TASK INSTRUCTIONS |
In the records below, find each line containing the word "абилитация" and copy it.

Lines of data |
========================================================================

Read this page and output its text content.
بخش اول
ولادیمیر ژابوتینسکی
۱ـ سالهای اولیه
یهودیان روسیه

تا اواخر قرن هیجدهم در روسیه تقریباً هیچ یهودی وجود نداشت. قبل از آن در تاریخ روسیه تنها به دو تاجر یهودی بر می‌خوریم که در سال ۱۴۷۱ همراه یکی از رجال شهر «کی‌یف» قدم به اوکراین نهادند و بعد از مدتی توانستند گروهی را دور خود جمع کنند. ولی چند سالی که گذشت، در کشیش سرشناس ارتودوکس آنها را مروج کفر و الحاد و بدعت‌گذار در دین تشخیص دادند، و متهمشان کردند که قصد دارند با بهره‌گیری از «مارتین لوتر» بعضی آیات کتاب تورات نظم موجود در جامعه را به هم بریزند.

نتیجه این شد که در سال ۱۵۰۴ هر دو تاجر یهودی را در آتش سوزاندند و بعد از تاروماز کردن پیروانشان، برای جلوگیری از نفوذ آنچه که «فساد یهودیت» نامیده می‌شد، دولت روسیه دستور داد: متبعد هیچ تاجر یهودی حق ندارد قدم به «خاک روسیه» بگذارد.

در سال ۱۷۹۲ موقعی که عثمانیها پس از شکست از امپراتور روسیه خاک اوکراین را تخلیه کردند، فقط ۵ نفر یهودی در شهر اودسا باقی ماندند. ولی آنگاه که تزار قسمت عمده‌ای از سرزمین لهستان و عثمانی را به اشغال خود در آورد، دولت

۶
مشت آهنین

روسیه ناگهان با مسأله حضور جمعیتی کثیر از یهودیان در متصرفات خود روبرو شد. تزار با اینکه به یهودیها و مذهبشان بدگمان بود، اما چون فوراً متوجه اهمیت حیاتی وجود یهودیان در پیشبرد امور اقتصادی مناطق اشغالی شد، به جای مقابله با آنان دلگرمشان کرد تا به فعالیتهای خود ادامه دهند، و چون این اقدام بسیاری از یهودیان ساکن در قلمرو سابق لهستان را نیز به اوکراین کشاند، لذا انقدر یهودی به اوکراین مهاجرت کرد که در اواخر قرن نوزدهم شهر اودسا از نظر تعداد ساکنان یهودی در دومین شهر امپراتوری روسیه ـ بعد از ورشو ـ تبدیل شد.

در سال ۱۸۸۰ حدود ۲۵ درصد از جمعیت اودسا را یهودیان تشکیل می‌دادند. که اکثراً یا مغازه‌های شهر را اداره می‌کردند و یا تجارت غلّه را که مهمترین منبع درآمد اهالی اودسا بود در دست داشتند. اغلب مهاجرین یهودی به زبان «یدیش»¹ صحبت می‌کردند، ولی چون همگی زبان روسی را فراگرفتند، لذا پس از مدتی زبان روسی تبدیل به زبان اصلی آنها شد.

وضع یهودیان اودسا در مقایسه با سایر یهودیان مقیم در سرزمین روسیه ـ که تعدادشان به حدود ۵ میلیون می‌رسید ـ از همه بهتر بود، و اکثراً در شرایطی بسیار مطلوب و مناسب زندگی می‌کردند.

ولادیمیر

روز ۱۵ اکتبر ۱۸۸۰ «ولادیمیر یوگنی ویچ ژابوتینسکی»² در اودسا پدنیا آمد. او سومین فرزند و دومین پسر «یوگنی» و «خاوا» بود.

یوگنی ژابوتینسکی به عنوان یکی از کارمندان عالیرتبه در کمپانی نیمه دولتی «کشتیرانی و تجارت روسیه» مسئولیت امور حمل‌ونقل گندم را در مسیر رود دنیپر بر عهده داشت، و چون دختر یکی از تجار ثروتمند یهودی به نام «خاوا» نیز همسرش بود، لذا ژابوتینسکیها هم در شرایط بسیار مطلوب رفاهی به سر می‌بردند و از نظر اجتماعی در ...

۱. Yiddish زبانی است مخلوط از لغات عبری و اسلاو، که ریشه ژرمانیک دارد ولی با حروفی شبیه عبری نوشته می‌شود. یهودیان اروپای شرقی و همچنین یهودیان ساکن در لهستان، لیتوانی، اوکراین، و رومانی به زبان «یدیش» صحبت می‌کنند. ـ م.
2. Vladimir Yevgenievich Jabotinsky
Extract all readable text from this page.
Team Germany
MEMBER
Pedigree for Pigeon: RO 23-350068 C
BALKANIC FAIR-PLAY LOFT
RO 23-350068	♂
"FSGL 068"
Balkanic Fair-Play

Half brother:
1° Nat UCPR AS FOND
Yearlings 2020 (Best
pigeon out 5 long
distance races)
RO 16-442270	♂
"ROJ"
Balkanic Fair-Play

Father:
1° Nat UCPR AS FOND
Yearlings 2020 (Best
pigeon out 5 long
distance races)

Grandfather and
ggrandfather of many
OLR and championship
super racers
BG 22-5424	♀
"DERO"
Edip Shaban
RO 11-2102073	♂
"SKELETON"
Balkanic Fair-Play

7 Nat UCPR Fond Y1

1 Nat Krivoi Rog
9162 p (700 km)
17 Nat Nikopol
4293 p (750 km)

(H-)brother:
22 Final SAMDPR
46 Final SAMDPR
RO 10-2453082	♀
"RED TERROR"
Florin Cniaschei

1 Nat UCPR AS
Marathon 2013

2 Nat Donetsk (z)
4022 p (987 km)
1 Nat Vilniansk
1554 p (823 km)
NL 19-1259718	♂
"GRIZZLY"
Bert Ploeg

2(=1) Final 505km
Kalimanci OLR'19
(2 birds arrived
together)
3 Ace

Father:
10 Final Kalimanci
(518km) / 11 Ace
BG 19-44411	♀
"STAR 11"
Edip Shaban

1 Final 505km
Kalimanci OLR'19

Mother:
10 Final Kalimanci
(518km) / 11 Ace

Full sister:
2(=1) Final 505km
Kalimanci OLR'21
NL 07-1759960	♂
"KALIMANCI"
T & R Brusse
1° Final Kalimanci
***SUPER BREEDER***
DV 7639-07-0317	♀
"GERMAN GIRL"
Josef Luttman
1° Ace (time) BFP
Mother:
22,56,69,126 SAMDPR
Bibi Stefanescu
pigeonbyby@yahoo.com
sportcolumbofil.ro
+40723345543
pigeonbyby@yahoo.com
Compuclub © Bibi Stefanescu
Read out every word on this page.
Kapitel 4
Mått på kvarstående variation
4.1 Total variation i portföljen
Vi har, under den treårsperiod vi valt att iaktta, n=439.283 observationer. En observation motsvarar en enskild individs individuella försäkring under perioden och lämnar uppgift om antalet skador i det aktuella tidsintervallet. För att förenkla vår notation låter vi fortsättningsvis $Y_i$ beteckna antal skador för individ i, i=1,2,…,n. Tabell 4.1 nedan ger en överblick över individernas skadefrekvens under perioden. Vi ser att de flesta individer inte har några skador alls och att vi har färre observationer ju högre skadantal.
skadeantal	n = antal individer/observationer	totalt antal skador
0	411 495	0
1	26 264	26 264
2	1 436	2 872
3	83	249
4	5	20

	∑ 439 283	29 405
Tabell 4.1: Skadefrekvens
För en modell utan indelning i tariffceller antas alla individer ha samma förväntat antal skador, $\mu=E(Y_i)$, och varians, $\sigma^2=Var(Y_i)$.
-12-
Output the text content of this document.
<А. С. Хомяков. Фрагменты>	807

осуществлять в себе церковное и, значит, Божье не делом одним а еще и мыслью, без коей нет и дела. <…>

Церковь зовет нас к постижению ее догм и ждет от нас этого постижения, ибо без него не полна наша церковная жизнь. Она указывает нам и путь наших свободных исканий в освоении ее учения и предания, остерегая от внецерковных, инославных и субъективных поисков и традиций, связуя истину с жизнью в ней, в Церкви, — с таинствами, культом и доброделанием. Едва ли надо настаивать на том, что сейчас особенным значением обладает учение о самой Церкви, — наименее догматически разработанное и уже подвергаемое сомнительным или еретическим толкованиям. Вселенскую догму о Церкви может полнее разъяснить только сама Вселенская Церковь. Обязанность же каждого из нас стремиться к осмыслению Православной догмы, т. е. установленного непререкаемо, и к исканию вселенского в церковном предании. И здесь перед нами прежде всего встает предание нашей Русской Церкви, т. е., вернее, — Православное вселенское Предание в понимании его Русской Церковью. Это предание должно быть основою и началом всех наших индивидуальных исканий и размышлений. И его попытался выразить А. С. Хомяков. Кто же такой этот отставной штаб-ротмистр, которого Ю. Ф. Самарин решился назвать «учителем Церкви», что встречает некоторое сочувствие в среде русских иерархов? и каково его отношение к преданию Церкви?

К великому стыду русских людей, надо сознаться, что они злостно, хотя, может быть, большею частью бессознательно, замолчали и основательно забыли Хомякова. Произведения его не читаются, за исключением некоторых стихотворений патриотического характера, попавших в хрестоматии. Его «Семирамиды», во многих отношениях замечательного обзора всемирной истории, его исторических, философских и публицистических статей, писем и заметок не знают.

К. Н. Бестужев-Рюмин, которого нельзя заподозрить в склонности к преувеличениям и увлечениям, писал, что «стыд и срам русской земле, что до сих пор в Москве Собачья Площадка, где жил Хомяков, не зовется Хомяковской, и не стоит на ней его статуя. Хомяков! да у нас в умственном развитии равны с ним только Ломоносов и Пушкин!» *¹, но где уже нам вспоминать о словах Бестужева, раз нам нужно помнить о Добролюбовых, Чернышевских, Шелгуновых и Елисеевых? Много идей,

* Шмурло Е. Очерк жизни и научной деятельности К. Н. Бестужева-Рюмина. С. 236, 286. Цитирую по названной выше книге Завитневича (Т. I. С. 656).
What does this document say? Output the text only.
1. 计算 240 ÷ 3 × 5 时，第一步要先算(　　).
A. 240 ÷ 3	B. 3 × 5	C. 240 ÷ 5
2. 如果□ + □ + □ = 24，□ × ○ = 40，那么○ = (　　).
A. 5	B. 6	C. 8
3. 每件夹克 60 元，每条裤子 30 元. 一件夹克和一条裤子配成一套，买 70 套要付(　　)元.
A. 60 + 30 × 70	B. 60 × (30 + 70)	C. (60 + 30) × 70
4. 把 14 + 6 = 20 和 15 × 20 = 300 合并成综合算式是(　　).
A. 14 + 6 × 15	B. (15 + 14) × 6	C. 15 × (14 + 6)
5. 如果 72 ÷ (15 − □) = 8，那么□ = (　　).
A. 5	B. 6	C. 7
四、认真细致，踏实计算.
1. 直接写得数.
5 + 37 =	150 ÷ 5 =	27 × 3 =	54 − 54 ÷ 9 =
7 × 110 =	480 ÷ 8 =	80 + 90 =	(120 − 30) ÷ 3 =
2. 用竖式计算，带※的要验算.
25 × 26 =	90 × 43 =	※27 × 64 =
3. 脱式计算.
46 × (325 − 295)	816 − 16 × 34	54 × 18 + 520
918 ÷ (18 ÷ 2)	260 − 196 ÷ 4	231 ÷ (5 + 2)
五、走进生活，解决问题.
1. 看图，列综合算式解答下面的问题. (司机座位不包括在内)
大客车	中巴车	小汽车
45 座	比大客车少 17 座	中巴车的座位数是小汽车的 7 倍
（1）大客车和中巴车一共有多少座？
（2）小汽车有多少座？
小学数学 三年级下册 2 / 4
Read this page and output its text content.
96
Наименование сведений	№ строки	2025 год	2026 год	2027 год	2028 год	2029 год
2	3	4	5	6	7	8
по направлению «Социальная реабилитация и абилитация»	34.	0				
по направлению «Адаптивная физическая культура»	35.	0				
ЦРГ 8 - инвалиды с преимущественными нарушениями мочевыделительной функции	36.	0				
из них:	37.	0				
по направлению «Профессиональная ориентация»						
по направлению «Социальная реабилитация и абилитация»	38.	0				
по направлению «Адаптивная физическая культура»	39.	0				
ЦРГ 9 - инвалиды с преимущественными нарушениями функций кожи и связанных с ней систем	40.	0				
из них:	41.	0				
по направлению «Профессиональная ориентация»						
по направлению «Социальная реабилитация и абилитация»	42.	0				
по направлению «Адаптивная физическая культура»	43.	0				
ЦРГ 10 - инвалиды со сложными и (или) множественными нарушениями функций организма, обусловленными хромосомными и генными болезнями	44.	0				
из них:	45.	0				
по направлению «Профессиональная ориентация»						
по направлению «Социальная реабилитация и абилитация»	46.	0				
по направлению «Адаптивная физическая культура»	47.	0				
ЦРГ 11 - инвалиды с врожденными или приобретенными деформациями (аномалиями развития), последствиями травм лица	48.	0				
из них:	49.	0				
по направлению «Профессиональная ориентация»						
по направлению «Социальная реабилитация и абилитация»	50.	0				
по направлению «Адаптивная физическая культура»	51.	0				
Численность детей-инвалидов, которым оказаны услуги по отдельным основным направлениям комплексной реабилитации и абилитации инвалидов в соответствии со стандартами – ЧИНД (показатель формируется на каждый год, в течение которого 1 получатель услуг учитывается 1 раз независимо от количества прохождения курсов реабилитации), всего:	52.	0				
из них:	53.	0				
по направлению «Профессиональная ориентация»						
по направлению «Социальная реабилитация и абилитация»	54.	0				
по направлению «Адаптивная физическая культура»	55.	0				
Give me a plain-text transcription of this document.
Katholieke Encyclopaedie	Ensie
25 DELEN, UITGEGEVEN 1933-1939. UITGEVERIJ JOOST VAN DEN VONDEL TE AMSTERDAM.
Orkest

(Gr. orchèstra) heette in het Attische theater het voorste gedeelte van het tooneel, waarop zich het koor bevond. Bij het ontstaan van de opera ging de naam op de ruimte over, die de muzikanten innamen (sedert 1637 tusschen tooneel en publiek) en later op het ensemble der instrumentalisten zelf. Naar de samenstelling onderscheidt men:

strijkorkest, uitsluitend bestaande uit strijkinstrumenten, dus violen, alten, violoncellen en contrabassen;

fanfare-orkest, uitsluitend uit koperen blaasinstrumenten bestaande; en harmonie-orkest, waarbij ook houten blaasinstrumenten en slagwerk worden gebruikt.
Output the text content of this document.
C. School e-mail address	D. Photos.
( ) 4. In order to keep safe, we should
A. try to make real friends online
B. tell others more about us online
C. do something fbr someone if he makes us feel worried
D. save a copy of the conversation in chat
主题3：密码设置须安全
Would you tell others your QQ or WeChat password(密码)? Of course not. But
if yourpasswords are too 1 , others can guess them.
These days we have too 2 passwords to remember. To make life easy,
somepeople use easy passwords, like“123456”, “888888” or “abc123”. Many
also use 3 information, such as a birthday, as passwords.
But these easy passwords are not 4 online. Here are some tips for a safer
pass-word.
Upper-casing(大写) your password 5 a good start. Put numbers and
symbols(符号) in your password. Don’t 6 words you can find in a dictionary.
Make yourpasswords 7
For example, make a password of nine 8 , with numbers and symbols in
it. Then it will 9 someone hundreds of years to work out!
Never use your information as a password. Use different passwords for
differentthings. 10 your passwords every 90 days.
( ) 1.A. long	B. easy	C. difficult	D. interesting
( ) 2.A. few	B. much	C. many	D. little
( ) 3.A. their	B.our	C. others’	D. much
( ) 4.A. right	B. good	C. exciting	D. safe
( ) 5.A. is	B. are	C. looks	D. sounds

========================================================================

RESULT OF THIS TASK |
по направлению «Социальная реабилитация и абилитация»	34.	0				
по направлению «Социальная реабилитация и абилитация»	38.	0				
по направлению «Социальная реабилитация и абилитация»	42.	0				
по направлению «Социальная реабилитация и абилитация»	46.	0				
по направлению «Социальная реабилитация и абилитация»	50.	0				
по направлению «Социальная реабилитация и абилитация»	54.	0				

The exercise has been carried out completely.